_Task instructions_.
Show all lines from the listing below that contain "structured".

......

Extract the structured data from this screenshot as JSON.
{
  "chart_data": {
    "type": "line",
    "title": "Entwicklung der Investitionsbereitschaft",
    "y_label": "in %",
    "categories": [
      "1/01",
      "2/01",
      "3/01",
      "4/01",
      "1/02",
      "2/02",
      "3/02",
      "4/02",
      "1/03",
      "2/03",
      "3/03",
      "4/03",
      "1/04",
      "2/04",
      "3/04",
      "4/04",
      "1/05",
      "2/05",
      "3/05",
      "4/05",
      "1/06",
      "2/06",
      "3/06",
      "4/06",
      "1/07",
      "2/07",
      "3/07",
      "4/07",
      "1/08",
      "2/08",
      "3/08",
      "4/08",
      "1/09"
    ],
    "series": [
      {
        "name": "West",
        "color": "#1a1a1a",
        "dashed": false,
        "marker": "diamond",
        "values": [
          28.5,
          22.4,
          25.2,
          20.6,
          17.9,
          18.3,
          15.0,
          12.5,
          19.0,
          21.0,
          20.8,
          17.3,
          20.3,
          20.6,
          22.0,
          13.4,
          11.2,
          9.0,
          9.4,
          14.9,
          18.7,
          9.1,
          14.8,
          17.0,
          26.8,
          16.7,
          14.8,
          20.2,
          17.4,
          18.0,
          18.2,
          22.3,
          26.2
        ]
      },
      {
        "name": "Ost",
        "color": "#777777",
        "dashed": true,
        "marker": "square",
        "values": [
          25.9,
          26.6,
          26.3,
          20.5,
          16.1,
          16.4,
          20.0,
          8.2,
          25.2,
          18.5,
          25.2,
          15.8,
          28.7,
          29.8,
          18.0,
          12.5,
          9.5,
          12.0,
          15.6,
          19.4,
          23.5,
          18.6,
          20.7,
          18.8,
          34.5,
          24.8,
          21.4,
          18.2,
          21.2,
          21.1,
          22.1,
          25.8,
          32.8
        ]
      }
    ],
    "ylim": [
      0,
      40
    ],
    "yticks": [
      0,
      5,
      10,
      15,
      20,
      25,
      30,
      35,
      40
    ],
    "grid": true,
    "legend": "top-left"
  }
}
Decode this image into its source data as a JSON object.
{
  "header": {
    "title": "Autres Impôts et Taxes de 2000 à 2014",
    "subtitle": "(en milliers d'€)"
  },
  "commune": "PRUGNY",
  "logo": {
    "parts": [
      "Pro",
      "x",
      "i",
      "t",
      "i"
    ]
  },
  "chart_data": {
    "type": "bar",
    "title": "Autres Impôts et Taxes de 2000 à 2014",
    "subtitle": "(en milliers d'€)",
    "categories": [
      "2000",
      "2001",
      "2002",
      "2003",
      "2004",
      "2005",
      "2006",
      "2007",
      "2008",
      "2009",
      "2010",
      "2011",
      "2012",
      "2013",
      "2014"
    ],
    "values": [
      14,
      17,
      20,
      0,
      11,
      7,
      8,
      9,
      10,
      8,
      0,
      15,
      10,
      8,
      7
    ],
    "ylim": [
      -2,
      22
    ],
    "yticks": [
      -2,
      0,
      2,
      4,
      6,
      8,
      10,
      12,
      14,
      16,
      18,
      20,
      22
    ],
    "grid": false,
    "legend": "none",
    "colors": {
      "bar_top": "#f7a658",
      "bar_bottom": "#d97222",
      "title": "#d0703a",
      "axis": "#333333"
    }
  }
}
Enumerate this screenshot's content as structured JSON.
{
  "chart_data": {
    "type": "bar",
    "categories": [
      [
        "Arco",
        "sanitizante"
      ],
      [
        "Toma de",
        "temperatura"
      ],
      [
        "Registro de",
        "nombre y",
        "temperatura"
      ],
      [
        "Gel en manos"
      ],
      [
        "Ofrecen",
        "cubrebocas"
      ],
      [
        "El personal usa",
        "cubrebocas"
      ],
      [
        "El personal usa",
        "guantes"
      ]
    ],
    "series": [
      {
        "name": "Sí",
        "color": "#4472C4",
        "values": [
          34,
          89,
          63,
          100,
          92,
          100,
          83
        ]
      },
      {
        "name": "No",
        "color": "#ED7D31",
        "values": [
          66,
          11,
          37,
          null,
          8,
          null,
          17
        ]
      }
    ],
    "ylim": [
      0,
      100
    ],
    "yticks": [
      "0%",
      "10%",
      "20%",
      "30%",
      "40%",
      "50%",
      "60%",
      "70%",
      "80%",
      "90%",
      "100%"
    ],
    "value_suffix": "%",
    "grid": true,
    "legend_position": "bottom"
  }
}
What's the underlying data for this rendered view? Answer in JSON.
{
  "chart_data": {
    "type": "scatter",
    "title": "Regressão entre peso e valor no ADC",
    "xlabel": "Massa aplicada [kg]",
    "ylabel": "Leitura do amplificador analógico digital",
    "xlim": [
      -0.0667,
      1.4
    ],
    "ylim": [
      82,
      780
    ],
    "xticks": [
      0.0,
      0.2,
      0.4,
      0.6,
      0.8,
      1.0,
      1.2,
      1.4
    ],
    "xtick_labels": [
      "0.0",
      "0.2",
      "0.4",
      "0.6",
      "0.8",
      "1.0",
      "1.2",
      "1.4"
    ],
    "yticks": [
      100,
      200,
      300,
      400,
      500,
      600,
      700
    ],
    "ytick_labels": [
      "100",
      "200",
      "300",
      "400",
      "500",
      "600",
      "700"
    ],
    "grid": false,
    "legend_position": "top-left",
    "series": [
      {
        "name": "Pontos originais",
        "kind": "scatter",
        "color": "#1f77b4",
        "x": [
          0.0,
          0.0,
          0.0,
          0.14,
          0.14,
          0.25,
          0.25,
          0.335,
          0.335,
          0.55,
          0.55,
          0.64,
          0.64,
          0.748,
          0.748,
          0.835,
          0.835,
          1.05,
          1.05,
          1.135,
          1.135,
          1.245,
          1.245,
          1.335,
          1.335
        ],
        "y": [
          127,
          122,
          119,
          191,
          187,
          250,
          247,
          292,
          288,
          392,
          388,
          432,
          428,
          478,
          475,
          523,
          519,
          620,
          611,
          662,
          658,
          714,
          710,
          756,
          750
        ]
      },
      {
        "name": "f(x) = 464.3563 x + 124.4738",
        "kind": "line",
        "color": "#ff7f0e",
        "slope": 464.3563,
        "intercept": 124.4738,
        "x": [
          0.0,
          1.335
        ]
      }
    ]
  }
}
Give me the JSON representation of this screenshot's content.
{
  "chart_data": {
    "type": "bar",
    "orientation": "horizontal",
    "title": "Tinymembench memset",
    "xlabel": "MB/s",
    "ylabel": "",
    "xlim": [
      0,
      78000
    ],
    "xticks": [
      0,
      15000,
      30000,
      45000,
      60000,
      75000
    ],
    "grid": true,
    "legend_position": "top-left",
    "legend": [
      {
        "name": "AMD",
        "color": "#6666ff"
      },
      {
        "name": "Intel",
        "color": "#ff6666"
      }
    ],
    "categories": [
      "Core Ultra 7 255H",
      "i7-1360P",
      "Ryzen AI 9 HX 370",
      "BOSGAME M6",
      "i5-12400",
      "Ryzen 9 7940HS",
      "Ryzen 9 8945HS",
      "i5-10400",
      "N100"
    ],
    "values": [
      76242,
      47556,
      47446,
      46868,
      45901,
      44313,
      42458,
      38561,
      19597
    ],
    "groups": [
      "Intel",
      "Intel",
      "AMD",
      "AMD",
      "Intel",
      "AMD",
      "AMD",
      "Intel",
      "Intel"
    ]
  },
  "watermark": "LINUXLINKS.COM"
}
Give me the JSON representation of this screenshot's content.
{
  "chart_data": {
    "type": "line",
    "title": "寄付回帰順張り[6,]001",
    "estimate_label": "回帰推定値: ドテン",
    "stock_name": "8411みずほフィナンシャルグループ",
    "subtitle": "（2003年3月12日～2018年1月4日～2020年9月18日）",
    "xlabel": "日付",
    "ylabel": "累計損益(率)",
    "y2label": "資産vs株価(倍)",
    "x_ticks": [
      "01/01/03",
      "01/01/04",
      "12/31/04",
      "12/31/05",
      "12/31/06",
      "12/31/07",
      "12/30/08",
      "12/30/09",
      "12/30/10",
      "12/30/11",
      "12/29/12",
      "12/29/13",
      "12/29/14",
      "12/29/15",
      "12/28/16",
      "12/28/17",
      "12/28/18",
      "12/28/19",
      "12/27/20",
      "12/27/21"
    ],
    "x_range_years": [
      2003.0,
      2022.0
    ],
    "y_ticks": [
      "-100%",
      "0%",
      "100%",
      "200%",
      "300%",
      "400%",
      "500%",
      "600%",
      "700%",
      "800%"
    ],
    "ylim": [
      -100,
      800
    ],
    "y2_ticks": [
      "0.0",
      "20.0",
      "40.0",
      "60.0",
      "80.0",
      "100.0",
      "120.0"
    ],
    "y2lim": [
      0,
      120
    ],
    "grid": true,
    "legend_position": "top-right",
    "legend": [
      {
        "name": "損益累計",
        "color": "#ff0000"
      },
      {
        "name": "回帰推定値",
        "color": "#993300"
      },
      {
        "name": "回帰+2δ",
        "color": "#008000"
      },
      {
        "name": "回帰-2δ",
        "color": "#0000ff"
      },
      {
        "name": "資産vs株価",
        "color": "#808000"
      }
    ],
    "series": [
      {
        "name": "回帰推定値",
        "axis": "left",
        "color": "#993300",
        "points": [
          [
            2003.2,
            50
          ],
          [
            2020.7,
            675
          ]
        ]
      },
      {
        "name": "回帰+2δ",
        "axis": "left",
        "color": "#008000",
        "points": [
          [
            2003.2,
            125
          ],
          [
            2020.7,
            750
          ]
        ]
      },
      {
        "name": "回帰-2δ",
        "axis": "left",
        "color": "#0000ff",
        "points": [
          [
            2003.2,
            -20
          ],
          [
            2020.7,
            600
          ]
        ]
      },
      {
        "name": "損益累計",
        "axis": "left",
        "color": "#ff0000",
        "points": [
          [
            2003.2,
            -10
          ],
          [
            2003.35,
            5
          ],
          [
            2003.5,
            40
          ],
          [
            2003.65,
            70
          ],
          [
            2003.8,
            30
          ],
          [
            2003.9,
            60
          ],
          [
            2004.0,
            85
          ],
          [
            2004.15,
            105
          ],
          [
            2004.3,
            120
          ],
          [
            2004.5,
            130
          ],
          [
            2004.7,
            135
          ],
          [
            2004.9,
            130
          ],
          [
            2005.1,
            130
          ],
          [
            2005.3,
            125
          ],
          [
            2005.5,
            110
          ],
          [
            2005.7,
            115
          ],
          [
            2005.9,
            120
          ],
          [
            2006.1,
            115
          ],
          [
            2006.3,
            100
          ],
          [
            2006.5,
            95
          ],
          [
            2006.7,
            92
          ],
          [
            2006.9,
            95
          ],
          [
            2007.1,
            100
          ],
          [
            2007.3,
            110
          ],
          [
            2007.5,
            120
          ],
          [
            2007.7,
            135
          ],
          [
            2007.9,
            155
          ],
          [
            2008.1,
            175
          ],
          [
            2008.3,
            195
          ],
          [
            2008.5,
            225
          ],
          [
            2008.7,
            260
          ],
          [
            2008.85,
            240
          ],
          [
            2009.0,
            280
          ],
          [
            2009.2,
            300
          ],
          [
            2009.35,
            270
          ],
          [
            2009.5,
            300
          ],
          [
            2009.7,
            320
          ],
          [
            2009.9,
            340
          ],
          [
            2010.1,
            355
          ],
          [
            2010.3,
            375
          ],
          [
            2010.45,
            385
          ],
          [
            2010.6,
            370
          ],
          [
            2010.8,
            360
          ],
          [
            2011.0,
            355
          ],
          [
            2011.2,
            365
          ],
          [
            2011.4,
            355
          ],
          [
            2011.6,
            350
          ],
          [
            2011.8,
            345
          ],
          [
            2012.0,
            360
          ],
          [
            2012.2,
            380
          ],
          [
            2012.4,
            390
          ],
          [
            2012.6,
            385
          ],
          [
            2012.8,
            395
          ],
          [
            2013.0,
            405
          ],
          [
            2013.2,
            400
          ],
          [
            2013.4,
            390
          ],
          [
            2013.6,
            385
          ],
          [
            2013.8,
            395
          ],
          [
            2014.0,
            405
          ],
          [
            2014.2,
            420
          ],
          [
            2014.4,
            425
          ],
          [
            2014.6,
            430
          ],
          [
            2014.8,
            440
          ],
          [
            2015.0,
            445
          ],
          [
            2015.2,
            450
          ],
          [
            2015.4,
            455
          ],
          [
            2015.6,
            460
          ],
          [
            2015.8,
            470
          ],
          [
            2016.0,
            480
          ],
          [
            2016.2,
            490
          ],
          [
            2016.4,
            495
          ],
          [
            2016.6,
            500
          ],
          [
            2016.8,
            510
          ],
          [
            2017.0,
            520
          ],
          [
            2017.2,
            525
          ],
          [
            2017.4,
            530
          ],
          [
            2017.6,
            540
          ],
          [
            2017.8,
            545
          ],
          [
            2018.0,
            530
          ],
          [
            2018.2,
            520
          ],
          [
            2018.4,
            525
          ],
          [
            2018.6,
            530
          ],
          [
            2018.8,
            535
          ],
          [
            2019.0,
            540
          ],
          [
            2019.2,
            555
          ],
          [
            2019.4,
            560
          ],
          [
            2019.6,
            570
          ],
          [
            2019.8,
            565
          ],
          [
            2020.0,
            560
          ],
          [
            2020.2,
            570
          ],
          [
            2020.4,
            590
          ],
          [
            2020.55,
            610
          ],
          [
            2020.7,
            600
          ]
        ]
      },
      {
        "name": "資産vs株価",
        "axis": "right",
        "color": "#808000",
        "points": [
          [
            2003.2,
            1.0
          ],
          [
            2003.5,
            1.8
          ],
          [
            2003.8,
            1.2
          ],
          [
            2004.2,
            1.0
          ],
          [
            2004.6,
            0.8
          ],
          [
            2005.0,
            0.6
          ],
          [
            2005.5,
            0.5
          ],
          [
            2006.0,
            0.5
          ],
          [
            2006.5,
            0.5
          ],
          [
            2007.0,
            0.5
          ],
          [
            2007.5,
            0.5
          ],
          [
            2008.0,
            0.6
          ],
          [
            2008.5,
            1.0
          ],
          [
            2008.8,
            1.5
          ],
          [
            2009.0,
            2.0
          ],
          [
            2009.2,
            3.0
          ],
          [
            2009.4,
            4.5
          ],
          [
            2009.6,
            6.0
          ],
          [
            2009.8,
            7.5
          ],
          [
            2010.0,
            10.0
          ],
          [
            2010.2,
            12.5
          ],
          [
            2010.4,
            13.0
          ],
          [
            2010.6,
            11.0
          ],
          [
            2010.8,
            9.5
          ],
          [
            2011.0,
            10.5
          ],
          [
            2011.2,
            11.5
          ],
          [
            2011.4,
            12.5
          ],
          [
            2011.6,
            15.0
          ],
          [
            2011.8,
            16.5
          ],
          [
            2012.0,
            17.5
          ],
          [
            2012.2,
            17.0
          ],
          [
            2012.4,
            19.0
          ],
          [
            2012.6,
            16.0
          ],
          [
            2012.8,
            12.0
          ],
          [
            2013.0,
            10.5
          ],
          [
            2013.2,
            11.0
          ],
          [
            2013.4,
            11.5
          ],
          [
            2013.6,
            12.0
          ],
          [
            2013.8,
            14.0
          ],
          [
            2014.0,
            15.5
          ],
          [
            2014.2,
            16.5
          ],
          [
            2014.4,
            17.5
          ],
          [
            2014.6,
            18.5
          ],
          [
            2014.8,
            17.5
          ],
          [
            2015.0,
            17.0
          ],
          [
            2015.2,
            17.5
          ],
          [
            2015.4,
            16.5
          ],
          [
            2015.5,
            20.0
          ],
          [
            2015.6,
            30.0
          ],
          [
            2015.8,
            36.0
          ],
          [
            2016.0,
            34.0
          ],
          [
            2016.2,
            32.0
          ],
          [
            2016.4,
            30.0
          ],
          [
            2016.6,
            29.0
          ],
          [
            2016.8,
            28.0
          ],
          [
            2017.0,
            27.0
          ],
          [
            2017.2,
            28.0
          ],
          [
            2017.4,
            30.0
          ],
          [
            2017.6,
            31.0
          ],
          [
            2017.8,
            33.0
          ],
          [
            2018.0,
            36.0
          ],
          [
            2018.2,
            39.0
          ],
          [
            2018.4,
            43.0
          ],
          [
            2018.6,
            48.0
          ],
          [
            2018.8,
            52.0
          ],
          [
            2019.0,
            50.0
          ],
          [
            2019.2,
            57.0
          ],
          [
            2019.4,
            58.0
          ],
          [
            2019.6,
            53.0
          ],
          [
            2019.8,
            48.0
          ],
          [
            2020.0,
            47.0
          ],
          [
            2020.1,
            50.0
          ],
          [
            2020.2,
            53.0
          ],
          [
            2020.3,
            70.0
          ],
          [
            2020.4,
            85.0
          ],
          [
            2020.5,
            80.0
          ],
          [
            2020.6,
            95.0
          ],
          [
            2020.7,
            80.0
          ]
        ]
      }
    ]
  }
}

......

_Expected answer_.
Extract the structured data from this screenshot as JSON.
Enumerate this screenshot's content as structured JSON.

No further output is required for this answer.